● **Problem requirements**
Return all lines in the material below that contain "page".

◆ ◆ ◆ ◆ ◆ ◆ ◆

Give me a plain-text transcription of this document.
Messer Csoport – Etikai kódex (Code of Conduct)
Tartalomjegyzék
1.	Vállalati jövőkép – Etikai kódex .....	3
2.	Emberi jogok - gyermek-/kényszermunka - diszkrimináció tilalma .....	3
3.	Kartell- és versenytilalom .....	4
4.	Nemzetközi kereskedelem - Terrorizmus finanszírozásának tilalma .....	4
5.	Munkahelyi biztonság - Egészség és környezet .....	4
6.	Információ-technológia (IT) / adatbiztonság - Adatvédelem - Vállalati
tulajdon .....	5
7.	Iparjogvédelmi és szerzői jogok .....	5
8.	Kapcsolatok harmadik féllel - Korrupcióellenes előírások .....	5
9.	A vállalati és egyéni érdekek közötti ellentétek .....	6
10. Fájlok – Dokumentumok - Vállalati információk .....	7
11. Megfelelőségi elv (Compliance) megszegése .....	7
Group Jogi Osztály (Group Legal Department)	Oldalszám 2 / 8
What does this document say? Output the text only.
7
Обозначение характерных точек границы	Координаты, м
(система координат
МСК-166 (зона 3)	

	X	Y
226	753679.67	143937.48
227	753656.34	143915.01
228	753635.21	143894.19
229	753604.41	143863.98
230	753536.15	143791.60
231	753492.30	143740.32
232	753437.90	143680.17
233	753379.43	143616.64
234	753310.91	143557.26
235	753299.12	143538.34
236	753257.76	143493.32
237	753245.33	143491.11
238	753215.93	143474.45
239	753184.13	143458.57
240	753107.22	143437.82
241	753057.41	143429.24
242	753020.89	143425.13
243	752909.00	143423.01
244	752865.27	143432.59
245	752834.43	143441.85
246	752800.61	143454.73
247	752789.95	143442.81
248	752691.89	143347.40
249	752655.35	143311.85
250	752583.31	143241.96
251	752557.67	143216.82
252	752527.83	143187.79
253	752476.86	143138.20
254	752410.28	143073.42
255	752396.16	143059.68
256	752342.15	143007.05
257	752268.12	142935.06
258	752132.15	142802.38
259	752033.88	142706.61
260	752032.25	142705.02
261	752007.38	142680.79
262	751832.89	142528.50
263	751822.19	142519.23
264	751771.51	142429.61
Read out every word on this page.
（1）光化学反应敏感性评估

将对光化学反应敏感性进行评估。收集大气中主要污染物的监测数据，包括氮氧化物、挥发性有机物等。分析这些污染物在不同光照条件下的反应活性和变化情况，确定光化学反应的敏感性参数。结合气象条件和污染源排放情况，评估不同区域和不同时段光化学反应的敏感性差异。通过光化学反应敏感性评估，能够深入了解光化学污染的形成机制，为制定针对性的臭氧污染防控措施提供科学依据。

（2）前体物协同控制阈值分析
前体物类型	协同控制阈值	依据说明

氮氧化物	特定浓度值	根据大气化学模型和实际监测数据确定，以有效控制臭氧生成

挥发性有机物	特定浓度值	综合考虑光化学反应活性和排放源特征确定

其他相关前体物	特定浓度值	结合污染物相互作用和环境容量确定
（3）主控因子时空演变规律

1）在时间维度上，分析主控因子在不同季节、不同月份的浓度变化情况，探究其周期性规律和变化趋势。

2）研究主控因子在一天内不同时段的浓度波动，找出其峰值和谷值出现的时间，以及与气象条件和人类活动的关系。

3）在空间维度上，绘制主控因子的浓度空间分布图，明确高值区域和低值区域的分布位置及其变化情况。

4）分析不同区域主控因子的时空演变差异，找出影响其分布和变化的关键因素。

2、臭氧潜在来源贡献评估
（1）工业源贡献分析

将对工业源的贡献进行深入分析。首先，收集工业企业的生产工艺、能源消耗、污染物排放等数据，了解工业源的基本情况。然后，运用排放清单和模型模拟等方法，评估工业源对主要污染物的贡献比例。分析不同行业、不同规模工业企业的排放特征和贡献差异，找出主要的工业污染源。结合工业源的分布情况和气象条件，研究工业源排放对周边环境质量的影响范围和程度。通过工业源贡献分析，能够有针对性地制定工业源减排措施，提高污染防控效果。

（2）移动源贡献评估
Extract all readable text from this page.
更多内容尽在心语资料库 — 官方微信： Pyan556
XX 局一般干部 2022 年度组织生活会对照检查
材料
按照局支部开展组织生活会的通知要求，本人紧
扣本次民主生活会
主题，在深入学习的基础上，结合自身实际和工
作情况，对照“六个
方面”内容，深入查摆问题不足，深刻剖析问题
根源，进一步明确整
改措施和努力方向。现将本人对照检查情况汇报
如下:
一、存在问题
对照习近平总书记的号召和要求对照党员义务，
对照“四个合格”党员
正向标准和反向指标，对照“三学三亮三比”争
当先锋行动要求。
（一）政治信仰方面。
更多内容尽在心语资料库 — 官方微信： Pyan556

◆ ◆ ◆ ◆ ◆ ◆ ◆

● **Response below**
Read out every word on this page.
Extract all readable text from this page.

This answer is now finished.